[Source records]
□ □ □ □ □

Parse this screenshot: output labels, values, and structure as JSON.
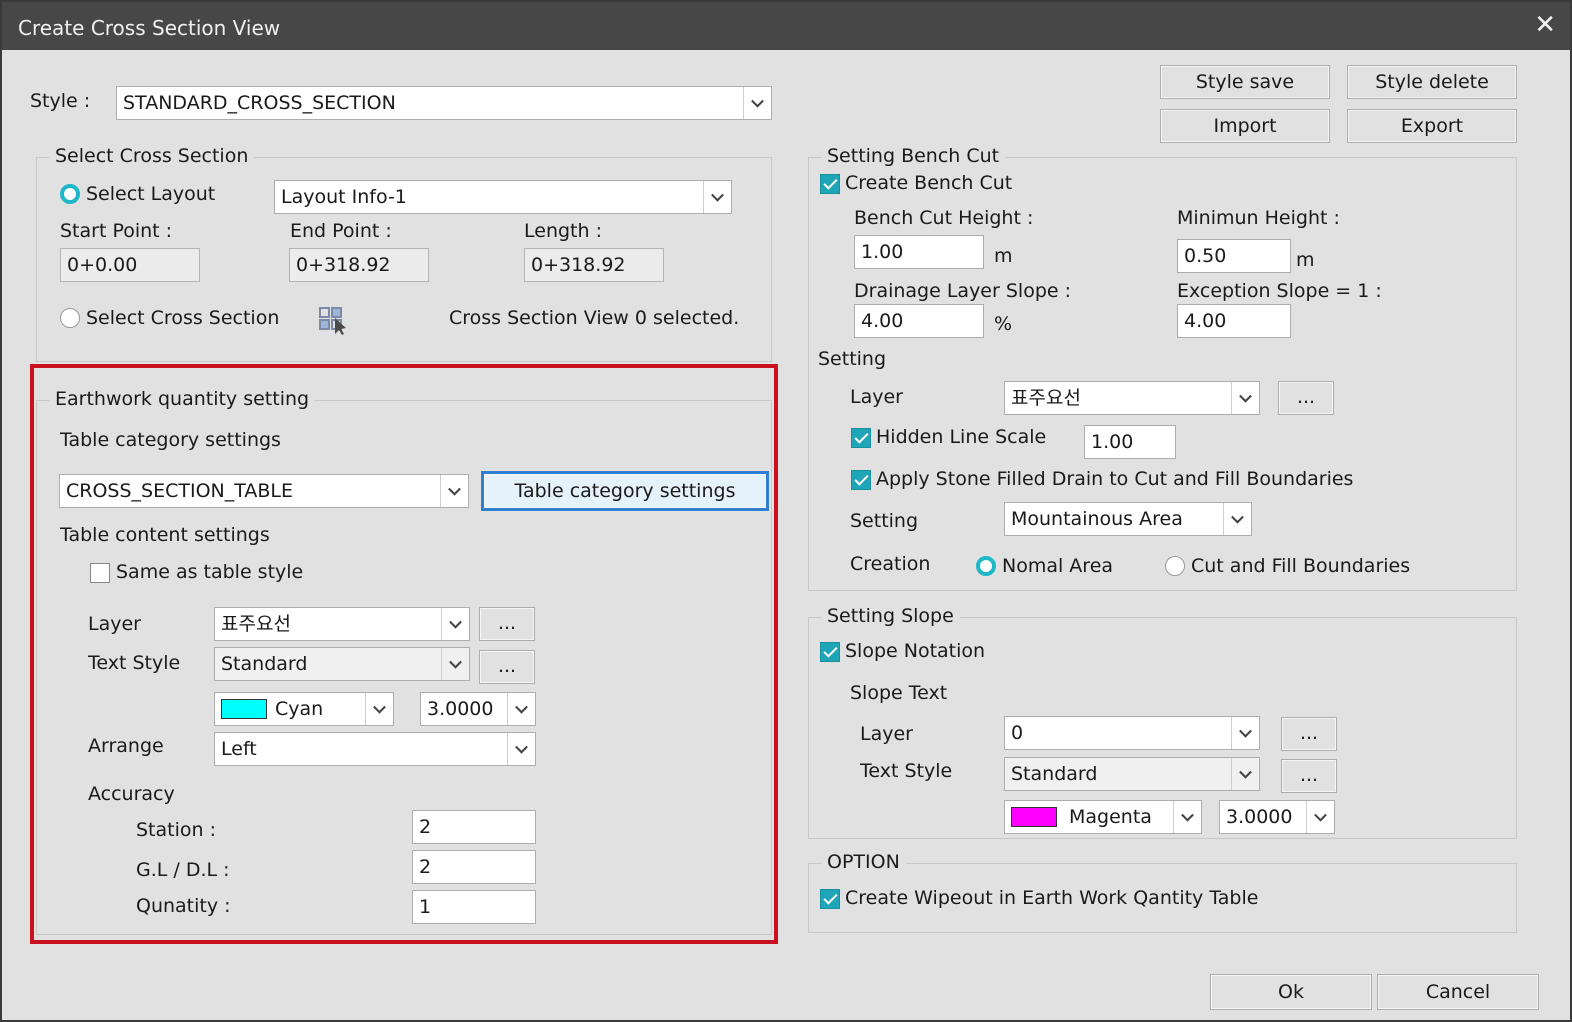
{
  "window": {
    "title": "Create Cross Section View",
    "close_icon": "close-icon"
  },
  "style": {
    "label": "Style :",
    "value": "STANDARD_CROSS_SECTION"
  },
  "buttons": {
    "style_save": "Style save",
    "style_delete": "Style delete",
    "import": "Import",
    "export": "Export",
    "ok": "Ok",
    "cancel": "Cancel"
  },
  "select_cross_section": {
    "title": "Select Cross Section",
    "select_layout_label": "Select Layout",
    "layout_value": "Layout Info-1",
    "start_label": "Start Point :",
    "start_value": "0+0.00",
    "end_label": "End Point :",
    "end_value": "0+318.92",
    "length_label": "Length :",
    "length_value": "0+318.92",
    "select_cs_label": "Select Cross Section",
    "status": "Cross Section View 0 selected."
  },
  "earthwork": {
    "title": "Earthwork quantity setting",
    "table_category_label": "Table category settings",
    "table_value": "CROSS_SECTION_TABLE",
    "table_category_button": "Table category settings",
    "table_content_label": "Table content settings",
    "same_as_label": "Same as table style",
    "layer_label": "Layer",
    "layer_value": "표주요선",
    "text_style_label": "Text Style",
    "text_style_value": "Standard",
    "color_name": "Cyan",
    "color_hex": "#00ffff",
    "height_value": "3.0000",
    "arrange_label": "Arrange",
    "arrange_value": "Left",
    "accuracy_label": "Accuracy",
    "station_label": "Station :",
    "station_value": "2",
    "gl_label": "G.L / D.L :",
    "gl_value": "2",
    "quantity_label": "Qunatity :",
    "quantity_value": "1",
    "ellipsis": "..."
  },
  "bench_cut": {
    "title": "Setting Bench Cut",
    "create_label": "Create Bench Cut",
    "height_label": "Bench Cut Height :",
    "height_value": "1.00",
    "height_unit": "m",
    "min_label": "Minimun Height :",
    "min_value": "0.50",
    "min_unit": "m",
    "drain_label": "Drainage Layer Slope :",
    "drain_value": "4.00",
    "drain_unit": "%",
    "exception_label": "Exception Slope = 1 :",
    "exception_value": "4.00",
    "setting_label": "Setting",
    "layer_label": "Layer",
    "layer_value": "표주요선",
    "hidden_label": "Hidden Line Scale",
    "hidden_value": "1.00",
    "apply_label": "Apply Stone Filled Drain to Cut and Fill Boundaries",
    "setting2_label": "Setting",
    "setting2_value": "Mountainous Area",
    "creation_label": "Creation",
    "normal_label": "Nomal Area",
    "cutfill_label": "Cut and Fill Boundaries",
    "ellipsis": "..."
  },
  "slope": {
    "title": "Setting Slope",
    "notation_label": "Slope Notation",
    "text_label": "Slope Text",
    "layer_label": "Layer",
    "layer_value": "0",
    "text_style_label": "Text Style",
    "text_style_value": "Standard",
    "color_name": "Magenta",
    "color_hex": "#ff00ff",
    "height_value": "3.0000",
    "ellipsis": "..."
  },
  "option": {
    "title": "OPTION",
    "wipeout_label": "Create Wipeout in Earth Work Qantity Table"
  },
  "colors": {
    "highlight_red": "#c8101e",
    "highlight_blue": "#2f7fd1",
    "check_accent": "#1fa5b8"
  }
}
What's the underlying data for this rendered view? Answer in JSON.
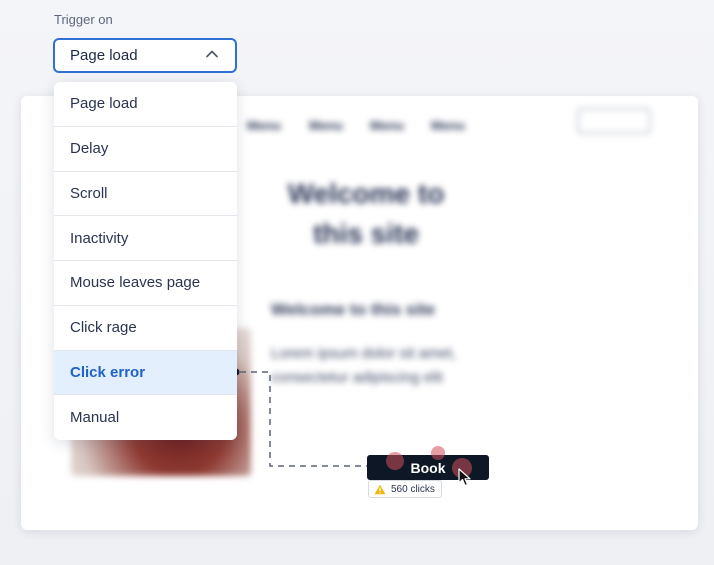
{
  "trigger": {
    "label": "Trigger on",
    "selected_value": "Page load",
    "options": [
      {
        "label": "Page load"
      },
      {
        "label": "Delay"
      },
      {
        "label": "Scroll"
      },
      {
        "label": "Inactivity"
      },
      {
        "label": "Mouse leaves page"
      },
      {
        "label": "Click rage"
      },
      {
        "label": "Click error",
        "highlighted": true
      },
      {
        "label": "Manual"
      }
    ]
  },
  "preview": {
    "nav_links": [
      "Menu",
      "Menu",
      "Menu",
      "Menu"
    ],
    "hero_title": "Welcome to this site",
    "hero_subtitle": "Welcome to this site",
    "hero_body": "Lorem ipsum dolor sit amet, consectetur adipiscing elit"
  },
  "target": {
    "button_label": "Book",
    "clicks_text": "560 clicks"
  },
  "colors": {
    "accent": "#2f6fd6",
    "selected_text": "#1f62c9",
    "selected_bg": "#e4effd",
    "button_bg": "#0d1726",
    "warning": "#f2b705",
    "click_marker": "#d2505a"
  },
  "icons": {
    "select_chevron": "chevron-up-icon",
    "badge": "warning-icon",
    "pointer": "cursor-icon"
  }
}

□ □ □ □ □

(Requirements)
Except for the pictures, copy every line of the records above exactly.

(Finished task)
Parse this screenshot: output labels, values, and structure as JSON.
{
  "window": {
    "title": "Create Cross Section View",
    "close_icon": "close-icon"
  },
  "style": {
    "label": "Style :",
    "value": "STANDARD_CROSS_SECTION"
  },
  "buttons": {
    "style_save": "Style save",
    "style_delete": "Style delete",
    "import": "Import",
    "export": "Export",
    "ok": "Ok",
    "cancel": "Cancel"
  },
  "select_cross_section": {
    "title": "Select Cross Section",
    "select_layout_label": "Select Layout",
    "layout_value": "Layout Info-1",
    "start_label": "Start Point :",
    "start_value": "0+0.00",
    "end_label": "End Point :",
    "end_value": "0+318.92",
    "length_label": "Length :",
    "length_value": "0+318.92",
    "select_cs_label": "Select Cross Section",
    "status": "Cross Section View 0 selected."
  },
  "earthwork": {
    "title": "Earthwork quantity setting",
    "table_category_label": "Table category settings",
    "table_value": "CROSS_SECTION_TABLE",
    "table_category_button": "Table category settings",
    "table_content_label": "Table content settings",
    "same_as_label": "Same as table style",
    "layer_label": "Layer",
    "layer_value": "표주요선",
    "text_style_label": "Text Style",
    "text_style_value": "Standard",
    "color_name": "Cyan",
    "color_hex": "#00ffff",
    "height_value": "3.0000",
    "arrange_label": "Arrange",
    "arrange_value": "Left",
    "accuracy_label": "Accuracy",
    "station_label": "Station :",
    "station_value": "2",
    "gl_label": "G.L / D.L :",
    "gl_value": "2",
    "quantity_label": "Qunatity :",
    "quantity_value": "1",
    "ellipsis": "..."
  },
  "bench_cut": {
    "title": "Setting Bench Cut",
    "create_label": "Create Bench Cut",
    "height_label": "Bench Cut Height :",
    "height_value": "1.00",
    "height_unit": "m",
    "min_label": "Minimun Height :",
    "min_value": "0.50",
    "min_unit": "m",
    "drain_label": "Drainage Layer Slope :",
    "drain_value": "4.00",
    "drain_unit": "%",
    "exception_label": "Exception Slope = 1 :",
    "exception_value": "4.00",
    "setting_label": "Setting",
    "layer_label": "Layer",
    "layer_value": "표주요선",
    "hidden_label": "Hidden Line Scale",
    "hidden_value": "1.00",
    "apply_label": "Apply Stone Filled Drain to Cut and Fill Boundaries",
    "setting2_label": "Setting",
    "setting2_value": "Mountainous Area",
    "creation_label": "Creation",
    "normal_label": "Nomal Area",
    "cutfill_label": "Cut and Fill Boundaries",
    "ellipsis": "..."
  },
  "slope": {
    "title": "Setting Slope",
    "notation_label": "Slope Notation",
    "text_label": "Slope Text",
    "layer_label": "Layer",
    "layer_value": "0",
    "text_style_label": "Text Style",
    "text_style_value": "Standard",
    "color_name": "Magenta",
    "color_hex": "#ff00ff",
    "height_value": "3.0000",
    "ellipsis": "..."
  },
  "option": {
    "title": "OPTION",
    "wipeout_label": "Create Wipeout in Earth Work Qantity Table"
  },
  "colors": {
    "highlight_red": "#c8101e",
    "highlight_blue": "#2f7fd1",
    "check_accent": "#1fa5b8"
  }
}
What's the underlying data for this rendered view? Answer in JSON.
{
  "trigger": {
    "label": "Trigger on",
    "selected_value": "Page load",
    "options": [
      {
        "label": "Page load"
      },
      {
        "label": "Delay"
      },
      {
        "label": "Scroll"
      },
      {
        "label": "Inactivity"
      },
      {
        "label": "Mouse leaves page"
      },
      {
        "label": "Click rage"
      },
      {
        "label": "Click error",
        "highlighted": true
      },
      {
        "label": "Manual"
      }
    ]
  },
  "preview": {
    "nav_links": [
      "Menu",
      "Menu",
      "Menu",
      "Menu"
    ],
    "hero_title": "Welcome to this site",
    "hero_subtitle": "Welcome to this site",
    "hero_body": "Lorem ipsum dolor sit amet, consectetur adipiscing elit"
  },
  "target": {
    "button_label": "Book",
    "clicks_text": "560 clicks"
  },
  "colors": {
    "accent": "#2f6fd6",
    "selected_text": "#1f62c9",
    "selected_bg": "#e4effd",
    "button_bg": "#0d1726",
    "warning": "#f2b705",
    "click_marker": "#d2505a"
  },
  "icons": {
    "select_chevron": "chevron-up-icon",
    "badge": "warning-icon",
    "pointer": "cursor-icon"
  }
}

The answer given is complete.